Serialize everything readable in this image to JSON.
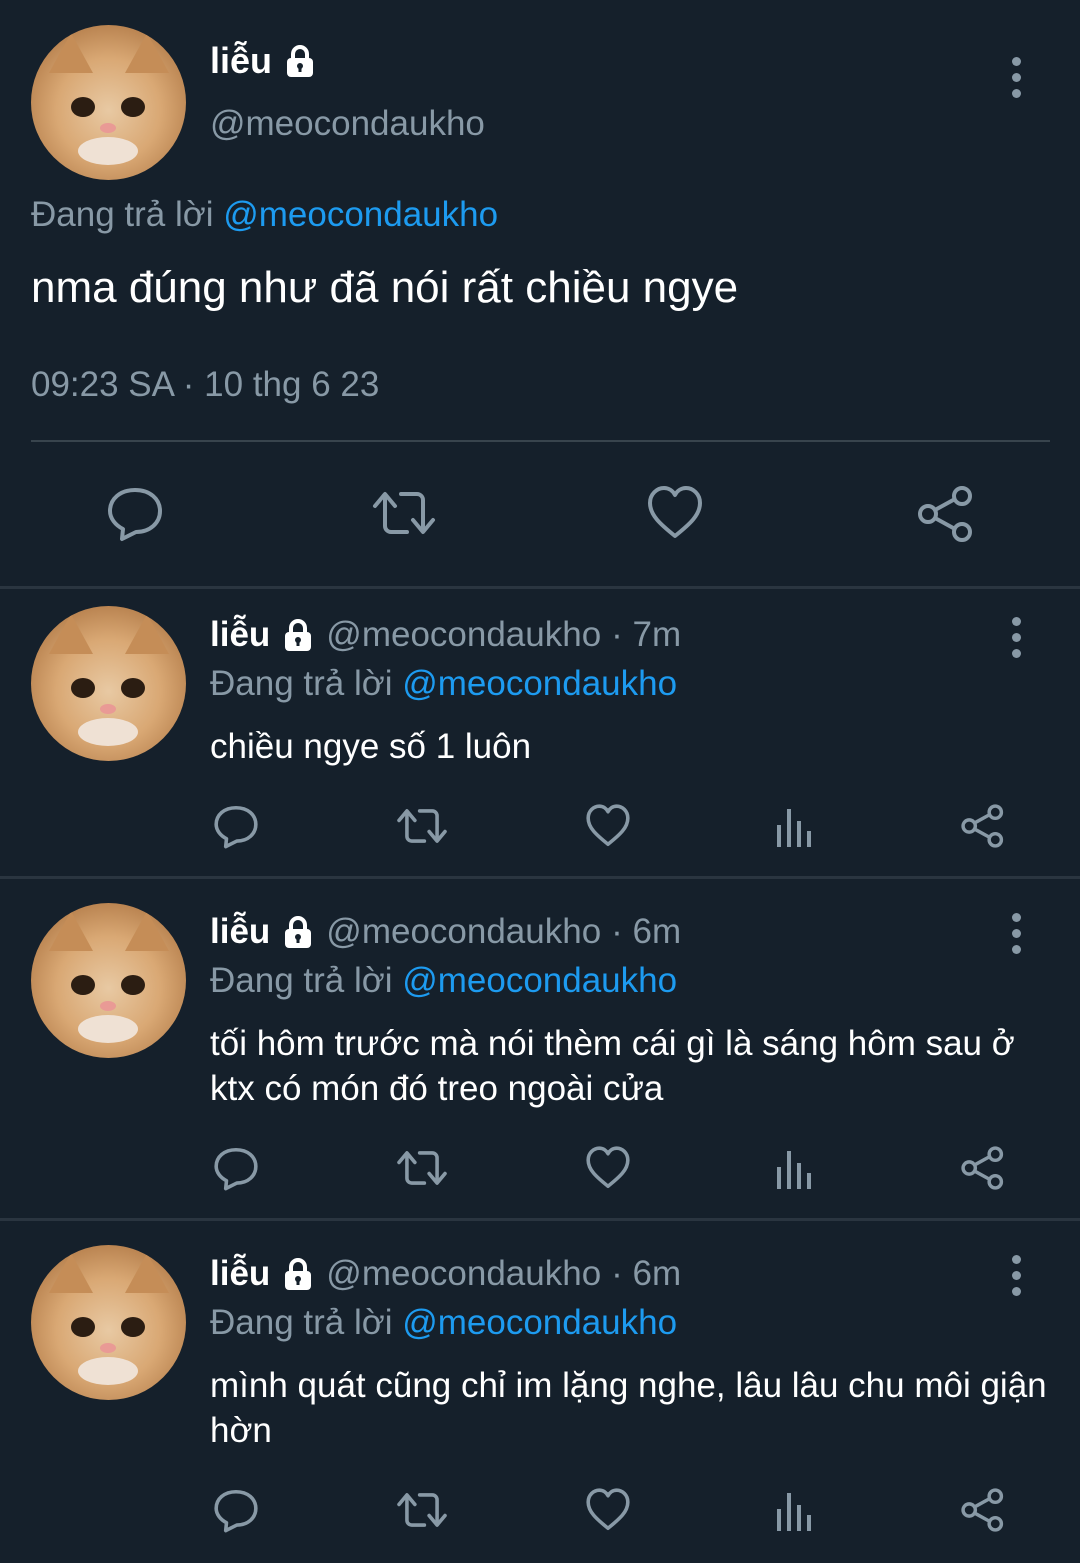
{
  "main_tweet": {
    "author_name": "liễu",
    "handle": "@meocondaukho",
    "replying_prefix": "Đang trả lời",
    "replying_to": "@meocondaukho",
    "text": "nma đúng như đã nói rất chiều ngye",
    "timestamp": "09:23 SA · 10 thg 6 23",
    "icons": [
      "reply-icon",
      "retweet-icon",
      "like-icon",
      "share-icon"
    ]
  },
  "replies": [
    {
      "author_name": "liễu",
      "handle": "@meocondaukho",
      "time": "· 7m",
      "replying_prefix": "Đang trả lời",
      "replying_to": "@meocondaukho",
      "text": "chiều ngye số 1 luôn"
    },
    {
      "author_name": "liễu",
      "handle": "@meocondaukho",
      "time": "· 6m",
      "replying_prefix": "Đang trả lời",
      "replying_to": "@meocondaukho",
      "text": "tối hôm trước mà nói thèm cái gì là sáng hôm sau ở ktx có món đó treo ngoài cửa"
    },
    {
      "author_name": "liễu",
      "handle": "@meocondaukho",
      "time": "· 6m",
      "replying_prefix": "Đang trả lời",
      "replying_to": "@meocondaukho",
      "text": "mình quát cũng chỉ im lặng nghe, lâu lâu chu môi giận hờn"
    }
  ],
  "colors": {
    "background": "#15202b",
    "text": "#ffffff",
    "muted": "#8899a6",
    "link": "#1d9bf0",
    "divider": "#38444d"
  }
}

***

• _The request_: Please set down each line of the data above exactly as written, without the pictures.

• _Solution to this task_:
Serialize everything readable in this image to JSON.
{
  "main_tweet": {
    "author_name": "liễu",
    "handle": "@meocondaukho",
    "replying_prefix": "Đang trả lời",
    "replying_to": "@meocondaukho",
    "text": "nma đúng như đã nói rất chiều ngye",
    "timestamp": "09:23 SA · 10 thg 6 23",
    "icons": [
      "reply-icon",
      "retweet-icon",
      "like-icon",
      "share-icon"
    ]
  },
  "replies": [
    {
      "author_name": "liễu",
      "handle": "@meocondaukho",
      "time": "· 7m",
      "replying_prefix": "Đang trả lời",
      "replying_to": "@meocondaukho",
      "text": "chiều ngye số 1 luôn"
    },
    {
      "author_name": "liễu",
      "handle": "@meocondaukho",
      "time": "· 6m",
      "replying_prefix": "Đang trả lời",
      "replying_to": "@meocondaukho",
      "text": "tối hôm trước mà nói thèm cái gì là sáng hôm sau ở ktx có món đó treo ngoài cửa"
    },
    {
      "author_name": "liễu",
      "handle": "@meocondaukho",
      "time": "· 6m",
      "replying_prefix": "Đang trả lời",
      "replying_to": "@meocondaukho",
      "text": "mình quát cũng chỉ im lặng nghe, lâu lâu chu môi giận hờn"
    }
  ],
  "colors": {
    "background": "#15202b",
    "text": "#ffffff",
    "muted": "#8899a6",
    "link": "#1d9bf0",
    "divider": "#38444d"
  }
}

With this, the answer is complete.